YOUR OBJECTIVE: Go through the records and give each one again exactly.

#### PROVIDED RECORDS ####

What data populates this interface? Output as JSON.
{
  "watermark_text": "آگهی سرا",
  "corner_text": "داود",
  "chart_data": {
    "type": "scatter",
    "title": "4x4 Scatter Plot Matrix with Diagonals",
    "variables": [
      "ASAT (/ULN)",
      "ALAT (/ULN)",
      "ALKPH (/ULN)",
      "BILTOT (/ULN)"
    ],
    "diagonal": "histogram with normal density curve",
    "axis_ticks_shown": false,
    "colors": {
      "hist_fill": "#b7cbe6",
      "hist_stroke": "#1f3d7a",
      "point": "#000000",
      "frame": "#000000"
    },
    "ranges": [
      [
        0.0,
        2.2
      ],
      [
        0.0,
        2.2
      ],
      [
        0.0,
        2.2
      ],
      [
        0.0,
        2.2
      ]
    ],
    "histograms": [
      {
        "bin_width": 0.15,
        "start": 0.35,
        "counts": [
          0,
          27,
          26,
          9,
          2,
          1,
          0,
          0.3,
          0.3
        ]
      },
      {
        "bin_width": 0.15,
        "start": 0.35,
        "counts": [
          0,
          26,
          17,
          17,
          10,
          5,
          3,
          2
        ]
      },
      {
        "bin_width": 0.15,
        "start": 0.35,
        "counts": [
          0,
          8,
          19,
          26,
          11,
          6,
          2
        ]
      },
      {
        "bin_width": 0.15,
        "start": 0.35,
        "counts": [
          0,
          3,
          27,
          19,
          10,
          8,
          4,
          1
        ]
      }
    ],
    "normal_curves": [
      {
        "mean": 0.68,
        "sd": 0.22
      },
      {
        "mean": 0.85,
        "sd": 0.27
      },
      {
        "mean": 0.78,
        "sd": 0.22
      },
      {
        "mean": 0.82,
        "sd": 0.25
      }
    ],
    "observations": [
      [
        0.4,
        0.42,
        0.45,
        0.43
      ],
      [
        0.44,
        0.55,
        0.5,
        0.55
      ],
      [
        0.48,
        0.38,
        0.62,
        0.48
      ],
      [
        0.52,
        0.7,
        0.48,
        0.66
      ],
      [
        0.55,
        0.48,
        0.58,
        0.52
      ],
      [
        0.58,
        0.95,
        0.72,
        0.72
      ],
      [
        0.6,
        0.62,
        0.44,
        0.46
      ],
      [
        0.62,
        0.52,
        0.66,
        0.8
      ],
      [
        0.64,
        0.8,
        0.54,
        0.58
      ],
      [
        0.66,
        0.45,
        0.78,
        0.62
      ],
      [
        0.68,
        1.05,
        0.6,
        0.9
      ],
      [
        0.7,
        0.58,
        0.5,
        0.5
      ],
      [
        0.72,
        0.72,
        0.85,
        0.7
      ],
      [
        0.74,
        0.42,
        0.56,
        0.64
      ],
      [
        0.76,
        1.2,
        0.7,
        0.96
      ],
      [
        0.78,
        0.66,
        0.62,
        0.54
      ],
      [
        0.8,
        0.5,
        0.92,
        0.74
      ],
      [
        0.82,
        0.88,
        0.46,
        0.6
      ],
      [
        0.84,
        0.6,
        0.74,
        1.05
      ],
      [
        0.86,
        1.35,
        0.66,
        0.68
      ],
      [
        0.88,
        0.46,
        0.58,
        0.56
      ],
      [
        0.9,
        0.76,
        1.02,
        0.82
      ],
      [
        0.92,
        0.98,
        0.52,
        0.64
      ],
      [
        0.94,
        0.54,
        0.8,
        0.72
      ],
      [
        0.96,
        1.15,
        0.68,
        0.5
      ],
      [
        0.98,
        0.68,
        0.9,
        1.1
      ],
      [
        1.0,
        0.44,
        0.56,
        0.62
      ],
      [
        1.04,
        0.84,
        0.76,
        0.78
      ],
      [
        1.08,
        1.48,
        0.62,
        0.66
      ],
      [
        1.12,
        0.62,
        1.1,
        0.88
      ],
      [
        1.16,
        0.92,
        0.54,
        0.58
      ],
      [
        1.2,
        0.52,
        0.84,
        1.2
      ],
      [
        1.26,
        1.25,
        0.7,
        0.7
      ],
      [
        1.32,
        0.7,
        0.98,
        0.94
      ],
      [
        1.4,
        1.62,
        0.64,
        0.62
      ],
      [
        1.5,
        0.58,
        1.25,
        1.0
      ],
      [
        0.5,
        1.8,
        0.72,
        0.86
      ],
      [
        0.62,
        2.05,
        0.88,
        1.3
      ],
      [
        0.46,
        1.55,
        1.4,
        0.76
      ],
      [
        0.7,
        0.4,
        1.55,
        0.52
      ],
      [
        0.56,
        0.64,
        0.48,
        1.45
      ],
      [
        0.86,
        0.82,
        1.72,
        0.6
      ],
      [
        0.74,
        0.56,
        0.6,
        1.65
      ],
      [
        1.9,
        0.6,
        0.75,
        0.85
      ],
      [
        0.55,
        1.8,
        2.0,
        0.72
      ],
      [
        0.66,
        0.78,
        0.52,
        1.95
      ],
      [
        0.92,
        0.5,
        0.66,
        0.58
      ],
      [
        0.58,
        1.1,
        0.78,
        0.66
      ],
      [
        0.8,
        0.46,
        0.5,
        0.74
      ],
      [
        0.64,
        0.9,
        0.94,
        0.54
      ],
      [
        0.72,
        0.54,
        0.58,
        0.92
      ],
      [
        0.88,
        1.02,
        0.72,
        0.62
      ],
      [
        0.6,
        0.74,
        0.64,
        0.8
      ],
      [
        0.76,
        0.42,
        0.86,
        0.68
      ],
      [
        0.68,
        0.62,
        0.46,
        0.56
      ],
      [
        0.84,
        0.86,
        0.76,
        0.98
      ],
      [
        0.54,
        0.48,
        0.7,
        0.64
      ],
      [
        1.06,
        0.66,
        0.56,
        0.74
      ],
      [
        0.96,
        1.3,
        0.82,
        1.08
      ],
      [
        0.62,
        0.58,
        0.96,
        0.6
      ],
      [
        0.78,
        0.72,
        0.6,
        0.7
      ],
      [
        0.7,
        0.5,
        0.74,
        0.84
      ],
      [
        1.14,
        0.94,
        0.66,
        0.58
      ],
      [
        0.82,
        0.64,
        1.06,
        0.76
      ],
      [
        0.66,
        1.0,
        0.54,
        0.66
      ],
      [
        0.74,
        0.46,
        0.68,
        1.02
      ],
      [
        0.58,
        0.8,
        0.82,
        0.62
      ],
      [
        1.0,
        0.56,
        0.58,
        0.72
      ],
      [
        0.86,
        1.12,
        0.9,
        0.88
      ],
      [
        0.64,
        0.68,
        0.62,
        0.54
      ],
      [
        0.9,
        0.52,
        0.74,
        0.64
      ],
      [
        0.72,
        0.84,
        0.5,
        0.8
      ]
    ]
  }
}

####

CORRECT ANSWER:
What data populates this interface? Output as JSON.
{
  "watermark_text": "آگهی سرا",
  "corner_text": "داود",
  "chart_data": {
    "type": "scatter",
    "title": "4x4 Scatter Plot Matrix with Diagonals",
    "variables": [
      "ASAT (/ULN)",
      "ALAT (/ULN)",
      "ALKPH (/ULN)",
      "BILTOT (/ULN)"
    ],
    "diagonal": "histogram with normal density curve",
    "axis_ticks_shown": false,
    "colors": {
      "hist_fill": "#b7cbe6",
      "hist_stroke": "#1f3d7a",
      "point": "#000000",
      "frame": "#000000"
    },
    "ranges": [
      [
        0.0,
        2.2
      ],
      [
        0.0,
        2.2
      ],
      [
        0.0,
        2.2
      ],
      [
        0.0,
        2.2
      ]
    ],
    "histograms": [
      {
        "bin_width": 0.15,
        "start": 0.35,
        "counts": [
          0,
          27,
          26,
          9,
          2,
          1,
          0,
          0.3,
          0.3
        ]
      },
      {
        "bin_width": 0.15,
        "start": 0.35,
        "counts": [
          0,
          26,
          17,
          17,
          10,
          5,
          3,
          2
        ]
      },
      {
        "bin_width": 0.15,
        "start": 0.35,
        "counts": [
          0,
          8,
          19,
          26,
          11,
          6,
          2
        ]
      },
      {
        "bin_width": 0.15,
        "start": 0.35,
        "counts": [
          0,
          3,
          27,
          19,
          10,
          8,
          4,
          1
        ]
      }
    ],
    "normal_curves": [
      {
        "mean": 0.68,
        "sd": 0.22
      },
      {
        "mean": 0.85,
        "sd": 0.27
      },
      {
        "mean": 0.78,
        "sd": 0.22
      },
      {
        "mean": 0.82,
        "sd": 0.25
      }
    ],
    "observations": [
      [
        0.4,
        0.42,
        0.45,
        0.43
      ],
      [
        0.44,
        0.55,
        0.5,
        0.55
      ],
      [
        0.48,
        0.38,
        0.62,
        0.48
      ],
      [
        0.52,
        0.7,
        0.48,
        0.66
      ],
      [
        0.55,
        0.48,
        0.58,
        0.52
      ],
      [
        0.58,
        0.95,
        0.72,
        0.72
      ],
      [
        0.6,
        0.62,
        0.44,
        0.46
      ],
      [
        0.62,
        0.52,
        0.66,
        0.8
      ],
      [
        0.64,
        0.8,
        0.54,
        0.58
      ],
      [
        0.66,
        0.45,
        0.78,
        0.62
      ],
      [
        0.68,
        1.05,
        0.6,
        0.9
      ],
      [
        0.7,
        0.58,
        0.5,
        0.5
      ],
      [
        0.72,
        0.72,
        0.85,
        0.7
      ],
      [
        0.74,
        0.42,
        0.56,
        0.64
      ],
      [
        0.76,
        1.2,
        0.7,
        0.96
      ],
      [
        0.78,
        0.66,
        0.62,
        0.54
      ],
      [
        0.8,
        0.5,
        0.92,
        0.74
      ],
      [
        0.82,
        0.88,
        0.46,
        0.6
      ],
      [
        0.84,
        0.6,
        0.74,
        1.05
      ],
      [
        0.86,
        1.35,
        0.66,
        0.68
      ],
      [
        0.88,
        0.46,
        0.58,
        0.56
      ],
      [
        0.9,
        0.76,
        1.02,
        0.82
      ],
      [
        0.92,
        0.98,
        0.52,
        0.64
      ],
      [
        0.94,
        0.54,
        0.8,
        0.72
      ],
      [
        0.96,
        1.15,
        0.68,
        0.5
      ],
      [
        0.98,
        0.68,
        0.9,
        1.1
      ],
      [
        1.0,
        0.44,
        0.56,
        0.62
      ],
      [
        1.04,
        0.84,
        0.76,
        0.78
      ],
      [
        1.08,
        1.48,
        0.62,
        0.66
      ],
      [
        1.12,
        0.62,
        1.1,
        0.88
      ],
      [
        1.16,
        0.92,
        0.54,
        0.58
      ],
      [
        1.2,
        0.52,
        0.84,
        1.2
      ],
      [
        1.26,
        1.25,
        0.7,
        0.7
      ],
      [
        1.32,
        0.7,
        0.98,
        0.94
      ],
      [
        1.4,
        1.62,
        0.64,
        0.62
      ],
      [
        1.5,
        0.58,
        1.25,
        1.0
      ],
      [
        0.5,
        1.8,
        0.72,
        0.86
      ],
      [
        0.62,
        2.05,
        0.88,
        1.3
      ],
      [
        0.46,
        1.55,
        1.4,
        0.76
      ],
      [
        0.7,
        0.4,
        1.55,
        0.52
      ],
      [
        0.56,
        0.64,
        0.48,
        1.45
      ],
      [
        0.86,
        0.82,
        1.72,
        0.6
      ],
      [
        0.74,
        0.56,
        0.6,
        1.65
      ],
      [
        1.9,
        0.6,
        0.75,
        0.85
      ],
      [
        0.55,
        1.8,
        2.0,
        0.72
      ],
      [
        0.66,
        0.78,
        0.52,
        1.95
      ],
      [
        0.92,
        0.5,
        0.66,
        0.58
      ],
      [
        0.58,
        1.1,
        0.78,
        0.66
      ],
      [
        0.8,
        0.46,
        0.5,
        0.74
      ],
      [
        0.64,
        0.9,
        0.94,
        0.54
      ],
      [
        0.72,
        0.54,
        0.58,
        0.92
      ],
      [
        0.88,
        1.02,
        0.72,
        0.62
      ],
      [
        0.6,
        0.74,
        0.64,
        0.8
      ],
      [
        0.76,
        0.42,
        0.86,
        0.68
      ],
      [
        0.68,
        0.62,
        0.46,
        0.56
      ],
      [
        0.84,
        0.86,
        0.76,
        0.98
      ],
      [
        0.54,
        0.48,
        0.7,
        0.64
      ],
      [
        1.06,
        0.66,
        0.56,
        0.74
      ],
      [
        0.96,
        1.3,
        0.82,
        1.08
      ],
      [
        0.62,
        0.58,
        0.96,
        0.6
      ],
      [
        0.78,
        0.72,
        0.6,
        0.7
      ],
      [
        0.7,
        0.5,
        0.74,
        0.84
      ],
      [
        1.14,
        0.94,
        0.66,
        0.58
      ],
      [
        0.82,
        0.64,
        1.06,
        0.76
      ],
      [
        0.66,
        1.0,
        0.54,
        0.66
      ],
      [
        0.74,
        0.46,
        0.68,
        1.02
      ],
      [
        0.58,
        0.8,
        0.82,
        0.62
      ],
      [
        1.0,
        0.56,
        0.58,
        0.72
      ],
      [
        0.86,
        1.12,
        0.9,
        0.88
      ],
      [
        0.64,
        0.68,
        0.62,
        0.54
      ],
      [
        0.9,
        0.52,
        0.74,
        0.64
      ],
      [
        0.72,
        0.84,
        0.5,
        0.8
      ]
    ]
  }
}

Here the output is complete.